• [WHAT IS ASKED] Pictures aside, repeat every entry exactly.
==== RECORDS FOR PROCESSING ====
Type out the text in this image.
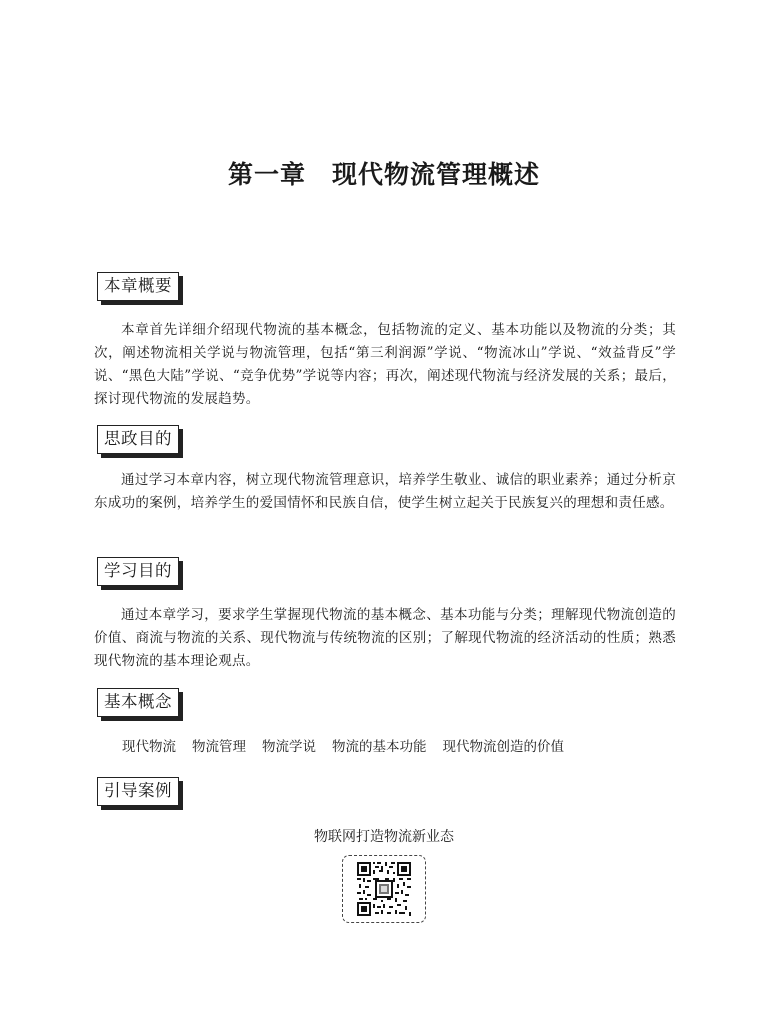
第一章 现代物流管理概述
本章概要

本章首先详细介绍现代物流的基本概念，包括物流的定义、基本功能以及物流的分类；其次，阐述物流相关学说与物流管理，包括“第三利润源”学说、“物流冰山”学说、“效益背反”学说、“黑色大陆”学说、“竞争优势”学说等内容；再次，阐述现代物流与经济发展的关系；最后，探讨现代物流的发展趋势。

思政目的

通过学习本章内容，树立现代物流管理意识，培养学生敬业、诚信的职业素养；通过分析京东成功的案例，培养学生的爱国情怀和民族自信，使学生树立起关于民族复兴的理想和责任感。

学习目的

通过本章学习，要求学生掌握现代物流的基本概念、基本功能与分类；理解现代物流创造的价值、商流与物流的关系、现代物流与传统物流的区别；了解现代物流的经济活动的性质；熟悉现代物流的基本理论观点。

基本概念
现代物流 物流管理 物流学说 物流的基本功能 现代物流创造的价值
引导案例
物联网打造物流新业态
====
• [EXPECTED OUTPUT]
Type out the text in this image.
第一章 现代物流管理概述
本章概要

本章首先详细介绍现代物流的基本概念，包括物流的定义、基本功能以及物流的分类；其次，阐述物流相关学说与物流管理，包括“第三利润源”学说、“物流冰山”学说、“效益背反”学说、“黑色大陆”学说、“竞争优势”学说等内容；再次，阐述现代物流与经济发展的关系；最后，探讨现代物流的发展趋势。

思政目的

通过学习本章内容，树立现代物流管理意识，培养学生敬业、诚信的职业素养；通过分析京东成功的案例，培养学生的爱国情怀和民族自信，使学生树立起关于民族复兴的理想和责任感。

学习目的

通过本章学习，要求学生掌握现代物流的基本概念、基本功能与分类；理解现代物流创造的价值、商流与物流的关系、现代物流与传统物流的区别；了解现代物流的经济活动的性质；熟悉现代物流的基本理论观点。

基本概念
现代物流 物流管理 物流学说 物流的基本功能 现代物流创造的价值
引导案例
物联网打造物流新业态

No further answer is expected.